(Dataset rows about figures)
--- Start ---
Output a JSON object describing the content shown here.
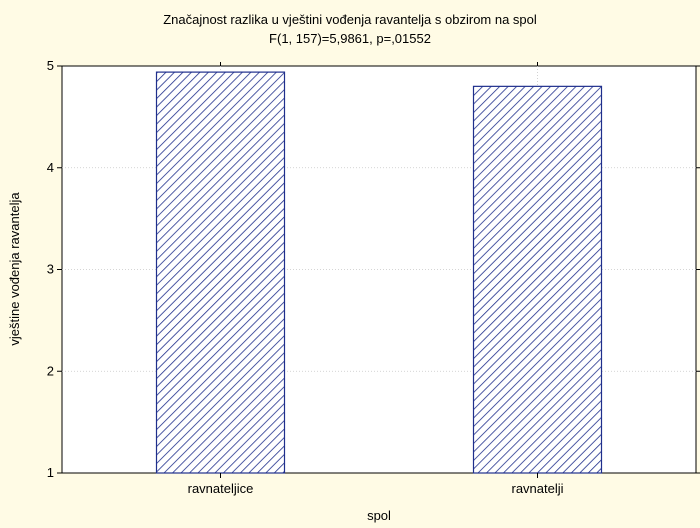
{
  "chart_data": {
    "type": "bar",
    "title": "Značajnost razlika u vještini vođenja ravantelja s obzirom na spol",
    "subtitle": "F(1, 157)=5,9861, p=,01552",
    "xlabel": "spol",
    "ylabel": "vještine vođenja ravantelja",
    "categories": [
      "ravnateljice",
      "ravnatelji"
    ],
    "values": [
      4.94,
      4.8
    ],
    "ylim": [
      1,
      5
    ],
    "yticks": [
      1,
      2,
      3,
      4,
      5
    ],
    "grid": true,
    "legend": "none",
    "bar_pattern": "diagonal-hatch",
    "colors": {
      "background": "#fffbe5",
      "plot_background": "#ffffff",
      "bar_stroke": "#1f2f8c",
      "hatch": "#1f2f8c",
      "grid": "#c8c8c8",
      "axis": "#000000"
    }
  }
}
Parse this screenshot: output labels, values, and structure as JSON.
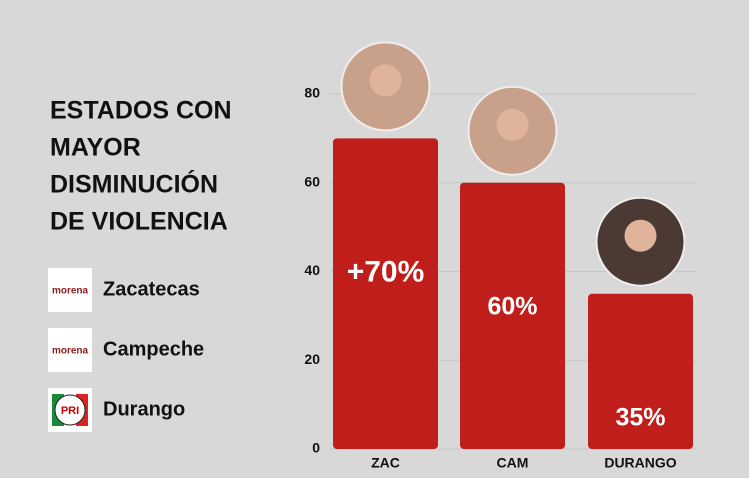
{
  "chart_data": {
    "type": "bar",
    "title": [
      "ESTADOS CON",
      "MAYOR",
      "DISMINUCIÓN",
      "DE VIOLENCIA"
    ],
    "legend": [
      {
        "logo": "morena",
        "name": "Zacatecas"
      },
      {
        "logo": "morena",
        "name": "Campeche"
      },
      {
        "logo": "PRI",
        "name": "Durango"
      }
    ],
    "categories": [
      "ZAC",
      "CAM",
      "DURANGO"
    ],
    "values": [
      70,
      60,
      35
    ],
    "value_labels": [
      "+70%",
      "60%",
      "35%"
    ],
    "color": "#bf1e1b",
    "ylim": [
      0,
      80
    ],
    "yticks": [
      0,
      20,
      40,
      60,
      80
    ],
    "grid": true
  }
}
--- End ---
▸ What you are asked to do
Your task is to quote exactly the lines from the one with "Parse this screenshot: output" through the end of the material, both included, without reproducing any pictures.

▸ Answer to the task
Parse this screenshot: output labels, values, and structure as JSON.
{
  "chart_data": {
    "type": "bar",
    "title": [
      "ESTADOS CON",
      "MAYOR",
      "DISMINUCIÓN",
      "DE VIOLENCIA"
    ],
    "legend": [
      {
        "logo": "morena",
        "name": "Zacatecas"
      },
      {
        "logo": "morena",
        "name": "Campeche"
      },
      {
        "logo": "PRI",
        "name": "Durango"
      }
    ],
    "categories": [
      "ZAC",
      "CAM",
      "DURANGO"
    ],
    "values": [
      70,
      60,
      35
    ],
    "value_labels": [
      "+70%",
      "60%",
      "35%"
    ],
    "color": "#bf1e1b",
    "ylim": [
      0,
      80
    ],
    "yticks": [
      0,
      20,
      40,
      60,
      80
    ],
    "grid": true
  }
}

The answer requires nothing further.